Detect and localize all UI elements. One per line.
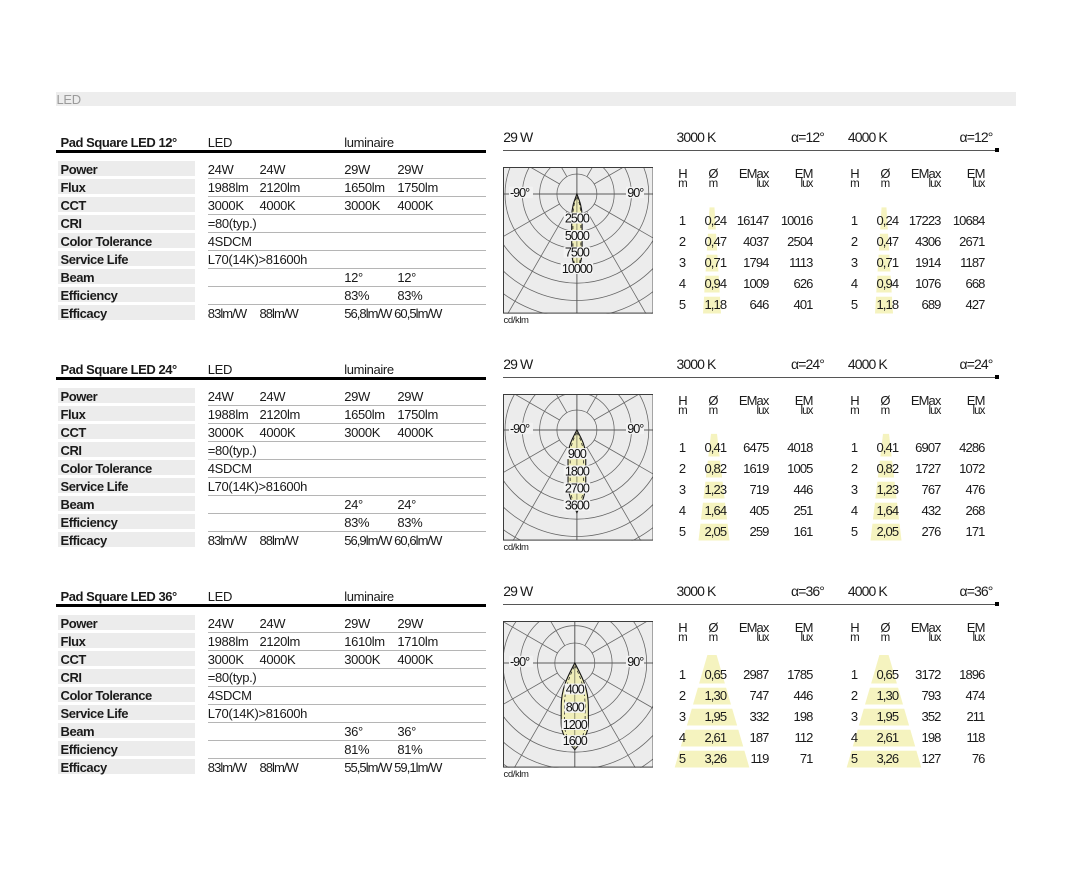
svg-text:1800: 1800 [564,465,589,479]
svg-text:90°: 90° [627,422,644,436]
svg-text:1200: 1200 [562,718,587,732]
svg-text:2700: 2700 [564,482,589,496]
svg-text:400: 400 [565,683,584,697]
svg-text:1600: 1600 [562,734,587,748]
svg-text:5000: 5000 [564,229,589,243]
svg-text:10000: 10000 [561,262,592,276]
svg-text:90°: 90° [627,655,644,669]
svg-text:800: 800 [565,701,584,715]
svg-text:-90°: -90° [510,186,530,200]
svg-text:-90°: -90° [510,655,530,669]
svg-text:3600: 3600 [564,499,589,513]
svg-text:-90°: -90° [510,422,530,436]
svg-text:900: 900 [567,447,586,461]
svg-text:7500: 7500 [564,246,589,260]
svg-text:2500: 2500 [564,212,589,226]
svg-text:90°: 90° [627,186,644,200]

■ STATED TASK ■
Swap "svg-text" for "label" in the stretch of rows from the one containing "svg-text:1800: 1800 [564,465,589,479]" through the one containing "svg-text:900: 900 [567,447,586,461]", and give only those rows again with everything else unchanged.

■ WRITTEN RESPONSE ■
label:1800: 1800 [564,465,589,479]
label:90°: 90° [627,422,644,436]
label:1200: 1200 [562,718,587,732]
label:2700: 2700 [564,482,589,496]
label:400: 400 [565,683,584,697]
label:1600: 1600 [562,734,587,748]
label:5000: 5000 [564,229,589,243]
label:10000: 10000 [561,262,592,276]
label:90°: 90° [627,655,644,669]
label:800: 800 [565,701,584,715]
label:-90°: -90° [510,186,530,200]
label:-90°: -90° [510,655,530,669]
label:3600: 3600 [564,499,589,513]
label:-90°: -90° [510,422,530,436]
label:900: 900 [567,447,586,461]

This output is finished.